# [DATA SHOWN]
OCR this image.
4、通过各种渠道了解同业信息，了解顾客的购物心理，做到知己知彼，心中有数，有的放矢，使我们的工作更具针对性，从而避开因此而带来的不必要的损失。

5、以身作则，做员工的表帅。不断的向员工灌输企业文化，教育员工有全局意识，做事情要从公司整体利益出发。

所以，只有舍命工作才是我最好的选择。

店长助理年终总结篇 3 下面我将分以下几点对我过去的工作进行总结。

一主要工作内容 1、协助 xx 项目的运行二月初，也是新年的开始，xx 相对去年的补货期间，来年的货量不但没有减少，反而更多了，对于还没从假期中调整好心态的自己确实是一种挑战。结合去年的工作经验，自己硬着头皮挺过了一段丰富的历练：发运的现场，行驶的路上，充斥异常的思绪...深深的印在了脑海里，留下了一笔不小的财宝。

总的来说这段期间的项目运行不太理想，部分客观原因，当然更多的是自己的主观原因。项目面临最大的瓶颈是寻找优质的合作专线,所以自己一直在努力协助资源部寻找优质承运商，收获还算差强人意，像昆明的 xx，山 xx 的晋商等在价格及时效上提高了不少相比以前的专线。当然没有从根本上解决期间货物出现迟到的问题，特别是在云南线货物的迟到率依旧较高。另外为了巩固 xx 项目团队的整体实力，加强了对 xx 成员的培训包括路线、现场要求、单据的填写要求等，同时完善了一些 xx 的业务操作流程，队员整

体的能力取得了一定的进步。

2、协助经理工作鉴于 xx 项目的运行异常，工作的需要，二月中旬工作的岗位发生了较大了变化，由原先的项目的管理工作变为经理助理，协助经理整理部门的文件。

--

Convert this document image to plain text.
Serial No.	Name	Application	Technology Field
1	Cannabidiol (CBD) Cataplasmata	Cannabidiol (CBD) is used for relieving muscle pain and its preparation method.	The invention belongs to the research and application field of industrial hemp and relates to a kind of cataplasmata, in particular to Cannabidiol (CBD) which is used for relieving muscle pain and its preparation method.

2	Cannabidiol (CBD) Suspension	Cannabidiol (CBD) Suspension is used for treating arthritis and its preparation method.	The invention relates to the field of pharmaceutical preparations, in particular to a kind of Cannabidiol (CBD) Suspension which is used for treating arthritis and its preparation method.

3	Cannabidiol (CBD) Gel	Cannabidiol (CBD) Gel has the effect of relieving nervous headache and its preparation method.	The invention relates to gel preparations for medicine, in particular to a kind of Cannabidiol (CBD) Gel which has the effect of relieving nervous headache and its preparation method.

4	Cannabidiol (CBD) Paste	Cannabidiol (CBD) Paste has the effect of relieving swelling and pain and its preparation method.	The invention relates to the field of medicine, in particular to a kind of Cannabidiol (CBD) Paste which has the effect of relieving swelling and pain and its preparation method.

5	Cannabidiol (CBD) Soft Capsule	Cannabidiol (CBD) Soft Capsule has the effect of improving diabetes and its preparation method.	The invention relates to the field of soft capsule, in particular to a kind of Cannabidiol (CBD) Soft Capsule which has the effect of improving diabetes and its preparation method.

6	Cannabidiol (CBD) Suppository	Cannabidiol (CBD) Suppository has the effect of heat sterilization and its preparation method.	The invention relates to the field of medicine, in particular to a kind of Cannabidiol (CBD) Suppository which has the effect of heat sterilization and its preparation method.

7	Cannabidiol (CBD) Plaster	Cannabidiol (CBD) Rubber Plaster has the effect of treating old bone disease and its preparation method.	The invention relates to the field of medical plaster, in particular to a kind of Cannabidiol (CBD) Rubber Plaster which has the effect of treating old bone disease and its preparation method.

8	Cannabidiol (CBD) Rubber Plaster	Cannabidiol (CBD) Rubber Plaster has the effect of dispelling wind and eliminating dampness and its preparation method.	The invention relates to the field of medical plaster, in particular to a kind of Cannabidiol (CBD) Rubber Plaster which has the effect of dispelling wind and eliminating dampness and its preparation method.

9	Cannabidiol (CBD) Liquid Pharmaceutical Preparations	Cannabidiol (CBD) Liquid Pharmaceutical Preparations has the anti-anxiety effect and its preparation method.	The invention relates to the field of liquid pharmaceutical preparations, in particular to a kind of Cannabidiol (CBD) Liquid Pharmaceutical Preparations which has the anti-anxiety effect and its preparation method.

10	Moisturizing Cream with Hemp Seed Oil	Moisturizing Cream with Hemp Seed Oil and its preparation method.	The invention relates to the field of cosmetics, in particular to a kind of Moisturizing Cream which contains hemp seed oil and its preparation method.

# [STATED EXERCISE]
Which lines above contain "image"? Show each of them.

# [RESULT BELOW]
OCR this image.
Convert this document image to plain text.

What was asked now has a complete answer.